Find each line with the word "name" and say how many there are, nothing else.
'''
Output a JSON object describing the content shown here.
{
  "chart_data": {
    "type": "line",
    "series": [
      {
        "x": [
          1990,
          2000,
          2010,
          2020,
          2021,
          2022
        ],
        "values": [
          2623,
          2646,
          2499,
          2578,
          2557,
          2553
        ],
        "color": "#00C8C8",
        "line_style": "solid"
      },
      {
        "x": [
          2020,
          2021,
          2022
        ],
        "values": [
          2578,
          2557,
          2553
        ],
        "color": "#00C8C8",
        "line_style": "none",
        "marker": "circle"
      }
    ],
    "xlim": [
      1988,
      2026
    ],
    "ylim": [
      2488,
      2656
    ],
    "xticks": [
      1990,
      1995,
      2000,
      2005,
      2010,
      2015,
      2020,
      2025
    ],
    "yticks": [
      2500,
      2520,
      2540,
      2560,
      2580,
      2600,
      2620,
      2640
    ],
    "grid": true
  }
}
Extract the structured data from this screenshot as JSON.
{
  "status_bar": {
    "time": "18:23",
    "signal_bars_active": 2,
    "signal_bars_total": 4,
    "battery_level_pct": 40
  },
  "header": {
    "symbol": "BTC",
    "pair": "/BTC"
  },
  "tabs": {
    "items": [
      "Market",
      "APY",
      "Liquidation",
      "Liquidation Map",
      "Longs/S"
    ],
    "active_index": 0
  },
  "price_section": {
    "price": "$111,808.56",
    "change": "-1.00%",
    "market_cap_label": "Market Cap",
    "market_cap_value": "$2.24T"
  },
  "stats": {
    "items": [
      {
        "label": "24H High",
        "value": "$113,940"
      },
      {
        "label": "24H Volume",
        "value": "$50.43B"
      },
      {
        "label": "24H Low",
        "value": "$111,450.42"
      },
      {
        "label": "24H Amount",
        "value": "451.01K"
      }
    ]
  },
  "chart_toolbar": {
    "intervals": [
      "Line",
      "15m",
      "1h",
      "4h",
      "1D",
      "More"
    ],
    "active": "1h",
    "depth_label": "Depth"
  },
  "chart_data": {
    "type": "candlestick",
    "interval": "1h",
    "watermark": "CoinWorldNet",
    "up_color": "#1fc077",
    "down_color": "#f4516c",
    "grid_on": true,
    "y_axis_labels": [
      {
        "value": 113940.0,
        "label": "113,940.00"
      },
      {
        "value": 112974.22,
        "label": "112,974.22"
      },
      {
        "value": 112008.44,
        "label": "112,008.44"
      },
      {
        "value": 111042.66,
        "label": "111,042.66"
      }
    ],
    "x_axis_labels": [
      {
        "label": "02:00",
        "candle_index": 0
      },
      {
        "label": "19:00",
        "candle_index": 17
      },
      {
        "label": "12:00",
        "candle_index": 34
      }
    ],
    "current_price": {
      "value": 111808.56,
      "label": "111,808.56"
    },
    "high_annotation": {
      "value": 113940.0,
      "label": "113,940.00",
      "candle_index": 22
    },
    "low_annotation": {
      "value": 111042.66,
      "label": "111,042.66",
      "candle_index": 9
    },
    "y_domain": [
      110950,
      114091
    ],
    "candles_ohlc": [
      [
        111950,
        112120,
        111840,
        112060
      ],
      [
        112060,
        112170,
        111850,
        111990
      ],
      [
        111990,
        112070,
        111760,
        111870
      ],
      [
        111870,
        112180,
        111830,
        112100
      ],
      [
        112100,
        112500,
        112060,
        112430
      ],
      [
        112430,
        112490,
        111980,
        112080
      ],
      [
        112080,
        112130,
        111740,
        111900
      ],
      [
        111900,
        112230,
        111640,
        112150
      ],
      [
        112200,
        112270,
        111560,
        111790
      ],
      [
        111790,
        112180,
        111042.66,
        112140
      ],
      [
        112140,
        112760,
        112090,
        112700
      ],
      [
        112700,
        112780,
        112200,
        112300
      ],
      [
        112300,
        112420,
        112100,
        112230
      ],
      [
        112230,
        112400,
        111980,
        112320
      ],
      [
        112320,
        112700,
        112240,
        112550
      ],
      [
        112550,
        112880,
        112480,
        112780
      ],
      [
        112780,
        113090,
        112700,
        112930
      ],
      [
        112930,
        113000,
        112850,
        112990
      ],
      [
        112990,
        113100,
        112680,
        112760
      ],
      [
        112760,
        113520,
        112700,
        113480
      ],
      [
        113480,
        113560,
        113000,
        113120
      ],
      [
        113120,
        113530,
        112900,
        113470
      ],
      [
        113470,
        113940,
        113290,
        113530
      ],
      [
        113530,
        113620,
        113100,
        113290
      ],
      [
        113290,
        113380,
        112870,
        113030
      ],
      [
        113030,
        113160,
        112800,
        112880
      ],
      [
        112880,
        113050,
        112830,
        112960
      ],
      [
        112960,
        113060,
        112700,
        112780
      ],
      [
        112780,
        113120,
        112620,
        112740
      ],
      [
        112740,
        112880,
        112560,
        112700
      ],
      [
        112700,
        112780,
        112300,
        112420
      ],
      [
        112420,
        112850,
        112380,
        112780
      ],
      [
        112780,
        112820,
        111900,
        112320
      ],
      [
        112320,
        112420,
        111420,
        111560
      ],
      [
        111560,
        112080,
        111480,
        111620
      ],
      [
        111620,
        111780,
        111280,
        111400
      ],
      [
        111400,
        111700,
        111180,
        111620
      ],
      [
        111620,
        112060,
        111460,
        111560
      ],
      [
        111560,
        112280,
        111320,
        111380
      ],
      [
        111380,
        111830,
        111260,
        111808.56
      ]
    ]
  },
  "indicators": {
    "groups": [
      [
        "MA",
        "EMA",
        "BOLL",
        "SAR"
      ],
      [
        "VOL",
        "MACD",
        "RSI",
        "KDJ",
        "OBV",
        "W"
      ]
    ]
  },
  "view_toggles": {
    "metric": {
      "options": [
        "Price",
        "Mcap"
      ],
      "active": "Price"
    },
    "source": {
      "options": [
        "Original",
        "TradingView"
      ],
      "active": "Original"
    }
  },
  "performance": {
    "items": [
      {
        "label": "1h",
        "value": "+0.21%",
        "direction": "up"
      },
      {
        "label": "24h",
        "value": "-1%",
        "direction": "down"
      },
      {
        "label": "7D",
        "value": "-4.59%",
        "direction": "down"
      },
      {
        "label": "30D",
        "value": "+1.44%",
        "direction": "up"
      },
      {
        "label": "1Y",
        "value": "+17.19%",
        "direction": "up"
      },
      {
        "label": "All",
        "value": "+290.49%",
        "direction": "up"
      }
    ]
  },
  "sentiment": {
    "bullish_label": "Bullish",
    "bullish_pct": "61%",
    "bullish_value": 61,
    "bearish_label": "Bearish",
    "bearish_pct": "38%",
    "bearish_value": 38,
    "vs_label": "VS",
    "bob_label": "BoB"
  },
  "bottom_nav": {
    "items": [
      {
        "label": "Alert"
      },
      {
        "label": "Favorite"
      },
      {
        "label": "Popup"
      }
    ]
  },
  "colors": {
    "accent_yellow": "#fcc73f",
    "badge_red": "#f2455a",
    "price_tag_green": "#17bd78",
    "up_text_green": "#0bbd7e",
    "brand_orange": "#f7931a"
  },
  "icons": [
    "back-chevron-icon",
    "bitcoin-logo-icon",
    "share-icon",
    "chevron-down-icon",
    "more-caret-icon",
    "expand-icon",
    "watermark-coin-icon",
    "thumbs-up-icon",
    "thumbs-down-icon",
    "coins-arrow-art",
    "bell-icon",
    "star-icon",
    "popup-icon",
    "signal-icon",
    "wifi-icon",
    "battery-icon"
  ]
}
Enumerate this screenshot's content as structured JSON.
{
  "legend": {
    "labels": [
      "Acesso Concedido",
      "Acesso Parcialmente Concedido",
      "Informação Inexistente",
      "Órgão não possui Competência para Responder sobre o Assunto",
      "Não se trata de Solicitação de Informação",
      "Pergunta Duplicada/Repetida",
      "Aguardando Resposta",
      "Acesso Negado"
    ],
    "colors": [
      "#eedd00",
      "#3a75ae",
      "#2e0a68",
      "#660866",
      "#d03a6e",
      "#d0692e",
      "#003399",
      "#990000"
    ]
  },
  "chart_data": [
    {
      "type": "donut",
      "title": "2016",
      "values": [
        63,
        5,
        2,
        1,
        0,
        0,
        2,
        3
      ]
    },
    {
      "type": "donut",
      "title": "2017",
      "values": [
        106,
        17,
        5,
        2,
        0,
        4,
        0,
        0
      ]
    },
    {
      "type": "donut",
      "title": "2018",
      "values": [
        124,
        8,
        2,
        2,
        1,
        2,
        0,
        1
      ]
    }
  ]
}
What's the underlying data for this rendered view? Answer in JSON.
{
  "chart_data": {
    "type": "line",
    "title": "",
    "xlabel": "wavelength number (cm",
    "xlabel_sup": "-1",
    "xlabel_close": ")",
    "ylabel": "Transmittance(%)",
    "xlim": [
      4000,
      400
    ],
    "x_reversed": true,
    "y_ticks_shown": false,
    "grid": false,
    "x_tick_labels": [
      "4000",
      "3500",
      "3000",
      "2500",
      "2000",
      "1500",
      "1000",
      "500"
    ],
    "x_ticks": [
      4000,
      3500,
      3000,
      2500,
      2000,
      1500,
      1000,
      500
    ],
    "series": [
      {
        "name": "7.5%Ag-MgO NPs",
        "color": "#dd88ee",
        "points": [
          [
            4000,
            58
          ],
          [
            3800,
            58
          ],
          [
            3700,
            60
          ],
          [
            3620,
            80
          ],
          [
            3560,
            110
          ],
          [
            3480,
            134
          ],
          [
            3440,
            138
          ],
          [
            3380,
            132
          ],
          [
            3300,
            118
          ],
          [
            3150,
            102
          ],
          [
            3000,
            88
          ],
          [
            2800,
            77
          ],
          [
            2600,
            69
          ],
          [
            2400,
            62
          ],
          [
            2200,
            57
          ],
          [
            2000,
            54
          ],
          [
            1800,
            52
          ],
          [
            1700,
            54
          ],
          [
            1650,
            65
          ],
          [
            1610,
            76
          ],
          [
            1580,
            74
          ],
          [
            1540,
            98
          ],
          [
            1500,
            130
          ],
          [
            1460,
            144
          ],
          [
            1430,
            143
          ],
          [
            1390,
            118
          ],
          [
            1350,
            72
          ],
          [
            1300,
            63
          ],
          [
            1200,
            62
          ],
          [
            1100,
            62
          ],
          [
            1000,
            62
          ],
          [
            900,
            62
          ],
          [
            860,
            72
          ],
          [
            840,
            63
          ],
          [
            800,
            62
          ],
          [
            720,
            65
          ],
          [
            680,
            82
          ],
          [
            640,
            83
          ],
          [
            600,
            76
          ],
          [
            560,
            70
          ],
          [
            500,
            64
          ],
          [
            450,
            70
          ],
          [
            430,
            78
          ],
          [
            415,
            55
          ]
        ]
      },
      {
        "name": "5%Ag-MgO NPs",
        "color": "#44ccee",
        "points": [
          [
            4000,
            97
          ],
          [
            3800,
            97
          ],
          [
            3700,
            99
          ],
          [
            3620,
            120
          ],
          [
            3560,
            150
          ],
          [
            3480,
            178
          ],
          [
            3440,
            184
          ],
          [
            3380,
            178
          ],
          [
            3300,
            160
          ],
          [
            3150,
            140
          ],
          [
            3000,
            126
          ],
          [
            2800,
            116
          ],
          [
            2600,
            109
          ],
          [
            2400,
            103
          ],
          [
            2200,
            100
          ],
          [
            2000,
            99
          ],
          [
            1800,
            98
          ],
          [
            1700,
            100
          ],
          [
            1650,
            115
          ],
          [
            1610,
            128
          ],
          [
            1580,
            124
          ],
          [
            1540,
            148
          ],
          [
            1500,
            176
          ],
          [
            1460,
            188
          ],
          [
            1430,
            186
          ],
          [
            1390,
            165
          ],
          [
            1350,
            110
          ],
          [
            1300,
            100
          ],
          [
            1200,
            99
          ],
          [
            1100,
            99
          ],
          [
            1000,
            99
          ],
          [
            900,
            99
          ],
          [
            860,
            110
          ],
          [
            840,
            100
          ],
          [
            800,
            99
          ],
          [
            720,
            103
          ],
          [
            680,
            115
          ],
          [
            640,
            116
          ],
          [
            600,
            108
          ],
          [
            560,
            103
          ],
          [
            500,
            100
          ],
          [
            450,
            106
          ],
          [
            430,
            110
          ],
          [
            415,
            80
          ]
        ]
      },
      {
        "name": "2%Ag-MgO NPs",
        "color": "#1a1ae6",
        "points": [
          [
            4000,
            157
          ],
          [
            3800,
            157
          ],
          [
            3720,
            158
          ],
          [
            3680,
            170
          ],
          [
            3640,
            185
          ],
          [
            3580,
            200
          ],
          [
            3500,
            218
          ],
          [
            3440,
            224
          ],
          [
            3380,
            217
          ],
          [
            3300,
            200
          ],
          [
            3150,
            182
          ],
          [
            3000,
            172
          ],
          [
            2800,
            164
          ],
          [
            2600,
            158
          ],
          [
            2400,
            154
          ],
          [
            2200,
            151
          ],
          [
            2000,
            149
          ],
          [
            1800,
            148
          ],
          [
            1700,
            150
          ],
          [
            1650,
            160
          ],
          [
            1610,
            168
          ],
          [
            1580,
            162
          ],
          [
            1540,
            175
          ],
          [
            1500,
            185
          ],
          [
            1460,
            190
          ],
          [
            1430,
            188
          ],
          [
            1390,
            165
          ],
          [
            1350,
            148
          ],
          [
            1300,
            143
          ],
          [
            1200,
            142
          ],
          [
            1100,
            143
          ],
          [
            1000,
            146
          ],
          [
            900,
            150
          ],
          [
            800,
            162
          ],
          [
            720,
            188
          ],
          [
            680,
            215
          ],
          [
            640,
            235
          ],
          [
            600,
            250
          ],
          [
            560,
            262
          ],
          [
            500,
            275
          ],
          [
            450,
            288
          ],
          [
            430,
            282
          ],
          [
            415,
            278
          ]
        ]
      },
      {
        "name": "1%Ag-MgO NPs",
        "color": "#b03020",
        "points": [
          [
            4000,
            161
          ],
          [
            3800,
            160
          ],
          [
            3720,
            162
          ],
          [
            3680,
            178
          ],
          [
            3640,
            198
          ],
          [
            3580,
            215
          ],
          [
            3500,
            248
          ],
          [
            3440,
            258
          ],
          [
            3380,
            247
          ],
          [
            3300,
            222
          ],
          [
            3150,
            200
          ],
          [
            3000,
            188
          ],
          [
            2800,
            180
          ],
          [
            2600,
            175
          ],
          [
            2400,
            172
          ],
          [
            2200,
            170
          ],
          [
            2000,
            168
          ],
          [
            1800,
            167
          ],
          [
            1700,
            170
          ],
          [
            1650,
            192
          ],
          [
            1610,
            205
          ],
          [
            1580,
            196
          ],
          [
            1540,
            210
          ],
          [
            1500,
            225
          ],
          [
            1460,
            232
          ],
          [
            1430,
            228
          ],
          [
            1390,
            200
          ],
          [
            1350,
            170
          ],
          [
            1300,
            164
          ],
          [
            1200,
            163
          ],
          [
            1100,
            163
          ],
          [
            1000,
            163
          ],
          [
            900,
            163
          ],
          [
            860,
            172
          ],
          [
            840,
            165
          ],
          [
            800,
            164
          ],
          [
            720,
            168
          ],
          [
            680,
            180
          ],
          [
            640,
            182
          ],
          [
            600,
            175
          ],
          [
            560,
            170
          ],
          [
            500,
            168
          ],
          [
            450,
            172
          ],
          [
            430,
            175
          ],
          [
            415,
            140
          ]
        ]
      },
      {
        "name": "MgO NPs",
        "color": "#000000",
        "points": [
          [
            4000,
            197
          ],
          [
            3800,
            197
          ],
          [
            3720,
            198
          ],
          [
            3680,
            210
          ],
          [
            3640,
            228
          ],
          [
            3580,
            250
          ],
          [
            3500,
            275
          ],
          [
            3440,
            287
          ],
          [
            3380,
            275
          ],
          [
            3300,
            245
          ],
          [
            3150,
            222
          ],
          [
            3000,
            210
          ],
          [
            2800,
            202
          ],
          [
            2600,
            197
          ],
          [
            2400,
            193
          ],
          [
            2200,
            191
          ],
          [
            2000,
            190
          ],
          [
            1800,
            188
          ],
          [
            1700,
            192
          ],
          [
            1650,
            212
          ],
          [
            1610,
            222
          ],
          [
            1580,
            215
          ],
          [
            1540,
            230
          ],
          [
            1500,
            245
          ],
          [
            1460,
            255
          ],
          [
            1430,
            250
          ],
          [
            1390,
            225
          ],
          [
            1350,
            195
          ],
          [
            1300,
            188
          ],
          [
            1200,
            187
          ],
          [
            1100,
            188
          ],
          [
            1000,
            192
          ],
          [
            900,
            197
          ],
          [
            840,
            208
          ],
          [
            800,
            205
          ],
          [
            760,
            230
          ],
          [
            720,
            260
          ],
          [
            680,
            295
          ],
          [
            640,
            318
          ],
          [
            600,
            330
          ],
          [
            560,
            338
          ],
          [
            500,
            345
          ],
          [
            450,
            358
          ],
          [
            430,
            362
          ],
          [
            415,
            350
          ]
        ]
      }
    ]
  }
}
'''
Exercise solution
5